Figure record extracts
··········
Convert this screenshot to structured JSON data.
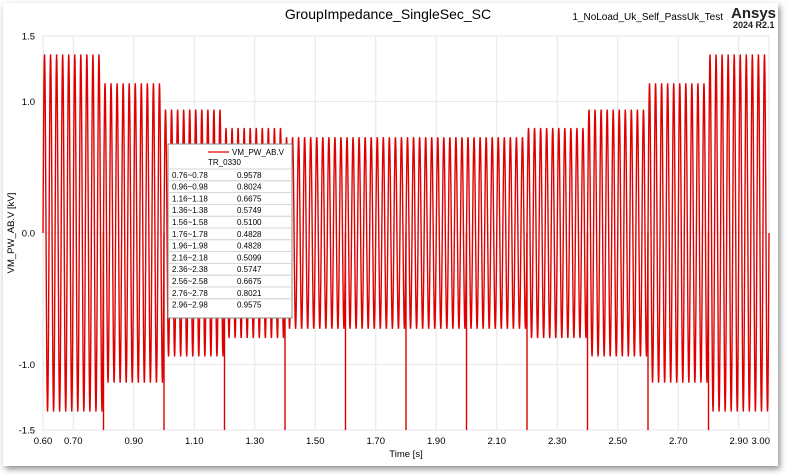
{
  "chart_data": {
    "type": "line",
    "title": "GroupImpedance_SingleSec_SC",
    "subtitle": "1_NoLoad_Uk_Self_PassUk_Test",
    "brand": "Ansys",
    "version": "2024 R2.1",
    "xlabel": "Time [s]",
    "ylabel": "VM_PW_AB.V [kV]",
    "xlim": [
      0.6,
      3.0
    ],
    "ylim": [
      -1.5,
      1.5
    ],
    "x_ticks": [
      "0.60",
      "0.70",
      "0.90",
      "1.10",
      "1.30",
      "1.50",
      "1.70",
      "1.90",
      "2.10",
      "2.30",
      "2.50",
      "2.70",
      "2.90",
      "3.00"
    ],
    "y_ticks": [
      "1.5",
      "1.0",
      "0.0",
      "-1.0",
      "-1.5"
    ],
    "grid": true,
    "series": [
      {
        "name": "VM_PW_AB.V",
        "color": "#e00000",
        "frequency_hz": 50,
        "segment_length_s": 0.2,
        "segment_start_s": 0.6,
        "segment_amplitudes_kv": [
          1.36,
          1.14,
          0.94,
          0.8,
          0.73,
          0.73,
          0.73,
          0.73,
          0.8,
          0.94,
          1.14,
          1.36
        ]
      }
    ],
    "legend": {
      "placement": "upper-left",
      "series_name": "VM_PW_AB.V",
      "group": "TR_0330",
      "rows": [
        {
          "range": "0.76~0.78",
          "value": "0.9578"
        },
        {
          "range": "0.96~0.98",
          "value": "0.8024"
        },
        {
          "range": "1.16~1.18",
          "value": "0.6675"
        },
        {
          "range": "1.36~1.38",
          "value": "0.5749"
        },
        {
          "range": "1.56~1.58",
          "value": "0.5100"
        },
        {
          "range": "1.76~1.78",
          "value": "0.4828"
        },
        {
          "range": "1.96~1.98",
          "value": "0.4828"
        },
        {
          "range": "2.16~2.18",
          "value": "0.5099"
        },
        {
          "range": "2.36~2.38",
          "value": "0.5747"
        },
        {
          "range": "2.56~2.58",
          "value": "0.6675"
        },
        {
          "range": "2.76~2.78",
          "value": "0.8021"
        },
        {
          "range": "2.96~2.98",
          "value": "0.9575"
        }
      ]
    }
  }
}
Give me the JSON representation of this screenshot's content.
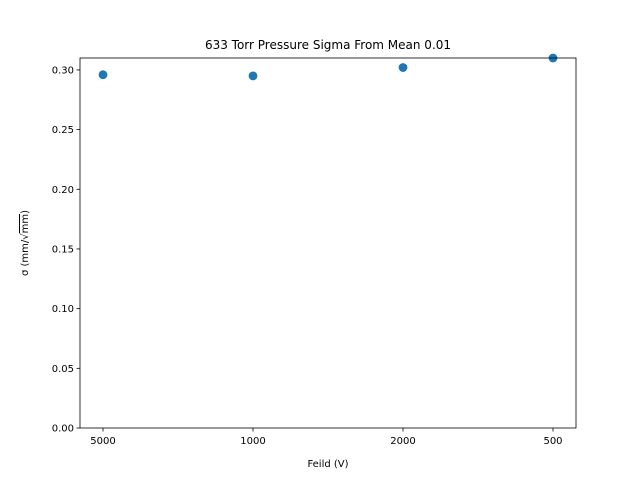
··········
Reproduce every record above exactly, but leave out the pictures.

Full output:
Convert this screenshot to structured JSON data.
{
  "chart_data": {
    "type": "line",
    "title": "GroupImpedance_SingleSec_SC",
    "subtitle": "1_NoLoad_Uk_Self_PassUk_Test",
    "brand": "Ansys",
    "version": "2024 R2.1",
    "xlabel": "Time [s]",
    "ylabel": "VM_PW_AB.V [kV]",
    "xlim": [
      0.6,
      3.0
    ],
    "ylim": [
      -1.5,
      1.5
    ],
    "x_ticks": [
      "0.60",
      "0.70",
      "0.90",
      "1.10",
      "1.30",
      "1.50",
      "1.70",
      "1.90",
      "2.10",
      "2.30",
      "2.50",
      "2.70",
      "2.90",
      "3.00"
    ],
    "y_ticks": [
      "1.5",
      "1.0",
      "0.0",
      "-1.0",
      "-1.5"
    ],
    "grid": true,
    "series": [
      {
        "name": "VM_PW_AB.V",
        "color": "#e00000",
        "frequency_hz": 50,
        "segment_length_s": 0.2,
        "segment_start_s": 0.6,
        "segment_amplitudes_kv": [
          1.36,
          1.14,
          0.94,
          0.8,
          0.73,
          0.73,
          0.73,
          0.73,
          0.8,
          0.94,
          1.14,
          1.36
        ]
      }
    ],
    "legend": {
      "placement": "upper-left",
      "series_name": "VM_PW_AB.V",
      "group": "TR_0330",
      "rows": [
        {
          "range": "0.76~0.78",
          "value": "0.9578"
        },
        {
          "range": "0.96~0.98",
          "value": "0.8024"
        },
        {
          "range": "1.16~1.18",
          "value": "0.6675"
        },
        {
          "range": "1.36~1.38",
          "value": "0.5749"
        },
        {
          "range": "1.56~1.58",
          "value": "0.5100"
        },
        {
          "range": "1.76~1.78",
          "value": "0.4828"
        },
        {
          "range": "1.96~1.98",
          "value": "0.4828"
        },
        {
          "range": "2.16~2.18",
          "value": "0.5099"
        },
        {
          "range": "2.36~2.38",
          "value": "0.5747"
        },
        {
          "range": "2.56~2.58",
          "value": "0.6675"
        },
        {
          "range": "2.76~2.78",
          "value": "0.8021"
        },
        {
          "range": "2.96~2.98",
          "value": "0.9575"
        }
      ]
    }
  }
}
Give me the JSON representation of this screenshot's content.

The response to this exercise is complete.